§ Record extracts:
----
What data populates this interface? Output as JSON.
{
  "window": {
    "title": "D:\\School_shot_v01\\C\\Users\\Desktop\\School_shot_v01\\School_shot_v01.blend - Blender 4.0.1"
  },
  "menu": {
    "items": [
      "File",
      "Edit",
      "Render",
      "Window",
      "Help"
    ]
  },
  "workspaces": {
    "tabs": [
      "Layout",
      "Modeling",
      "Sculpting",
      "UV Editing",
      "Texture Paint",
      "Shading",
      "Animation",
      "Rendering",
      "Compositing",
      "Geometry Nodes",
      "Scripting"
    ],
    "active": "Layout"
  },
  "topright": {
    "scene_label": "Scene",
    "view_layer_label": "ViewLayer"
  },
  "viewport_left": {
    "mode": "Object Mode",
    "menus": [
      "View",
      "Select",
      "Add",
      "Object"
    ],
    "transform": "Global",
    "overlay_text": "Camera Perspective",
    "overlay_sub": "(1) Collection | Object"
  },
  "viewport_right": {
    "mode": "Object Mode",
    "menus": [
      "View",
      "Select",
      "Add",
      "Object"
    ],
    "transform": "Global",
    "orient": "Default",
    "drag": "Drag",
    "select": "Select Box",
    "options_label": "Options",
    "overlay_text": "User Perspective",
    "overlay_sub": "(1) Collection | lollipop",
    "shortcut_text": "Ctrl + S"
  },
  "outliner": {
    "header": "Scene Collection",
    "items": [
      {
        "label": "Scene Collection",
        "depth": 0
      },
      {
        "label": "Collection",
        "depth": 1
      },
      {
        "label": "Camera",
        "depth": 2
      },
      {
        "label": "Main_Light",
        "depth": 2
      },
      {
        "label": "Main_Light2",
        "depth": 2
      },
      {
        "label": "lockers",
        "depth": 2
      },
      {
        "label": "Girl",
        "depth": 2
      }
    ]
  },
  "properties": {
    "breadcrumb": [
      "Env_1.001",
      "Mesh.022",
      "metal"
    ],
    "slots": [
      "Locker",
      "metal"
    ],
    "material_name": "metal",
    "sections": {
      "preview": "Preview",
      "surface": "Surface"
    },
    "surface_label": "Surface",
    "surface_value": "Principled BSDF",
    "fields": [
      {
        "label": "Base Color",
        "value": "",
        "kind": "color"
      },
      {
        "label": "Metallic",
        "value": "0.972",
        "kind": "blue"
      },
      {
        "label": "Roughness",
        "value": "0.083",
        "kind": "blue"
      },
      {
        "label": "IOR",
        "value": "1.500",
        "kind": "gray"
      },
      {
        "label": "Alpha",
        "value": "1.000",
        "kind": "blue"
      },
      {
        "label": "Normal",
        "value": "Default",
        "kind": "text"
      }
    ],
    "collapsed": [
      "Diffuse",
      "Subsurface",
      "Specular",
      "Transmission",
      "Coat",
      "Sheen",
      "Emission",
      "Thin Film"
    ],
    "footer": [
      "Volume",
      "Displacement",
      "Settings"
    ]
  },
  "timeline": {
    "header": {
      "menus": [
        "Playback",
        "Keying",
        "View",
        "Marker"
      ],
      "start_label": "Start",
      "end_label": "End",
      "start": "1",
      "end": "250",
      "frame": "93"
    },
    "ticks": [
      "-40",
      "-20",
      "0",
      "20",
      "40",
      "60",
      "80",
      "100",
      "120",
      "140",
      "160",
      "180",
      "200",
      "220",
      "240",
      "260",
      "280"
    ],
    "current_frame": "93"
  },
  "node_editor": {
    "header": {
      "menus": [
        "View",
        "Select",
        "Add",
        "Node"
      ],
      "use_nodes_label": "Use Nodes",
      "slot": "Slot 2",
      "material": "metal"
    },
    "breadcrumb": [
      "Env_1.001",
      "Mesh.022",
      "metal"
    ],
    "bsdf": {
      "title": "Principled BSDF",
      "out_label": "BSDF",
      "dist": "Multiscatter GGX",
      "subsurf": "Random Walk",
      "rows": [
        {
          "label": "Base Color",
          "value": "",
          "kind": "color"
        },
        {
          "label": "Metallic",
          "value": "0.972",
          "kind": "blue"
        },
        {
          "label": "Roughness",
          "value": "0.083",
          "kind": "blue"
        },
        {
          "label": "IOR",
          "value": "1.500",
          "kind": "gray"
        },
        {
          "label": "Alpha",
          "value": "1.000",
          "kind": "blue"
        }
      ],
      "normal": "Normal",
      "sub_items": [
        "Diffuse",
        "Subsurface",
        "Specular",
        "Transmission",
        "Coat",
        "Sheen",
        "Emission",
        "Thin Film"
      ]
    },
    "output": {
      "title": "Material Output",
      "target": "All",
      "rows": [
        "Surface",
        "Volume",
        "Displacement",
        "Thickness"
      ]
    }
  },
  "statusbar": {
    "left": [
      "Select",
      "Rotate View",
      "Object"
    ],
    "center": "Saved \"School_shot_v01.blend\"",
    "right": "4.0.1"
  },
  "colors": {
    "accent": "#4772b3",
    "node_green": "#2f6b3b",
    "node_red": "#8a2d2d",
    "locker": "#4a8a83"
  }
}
----
§ Do this:
Report how many lines of the data hold the string "Collection"; give only the number.

§ Response to this exercise:
5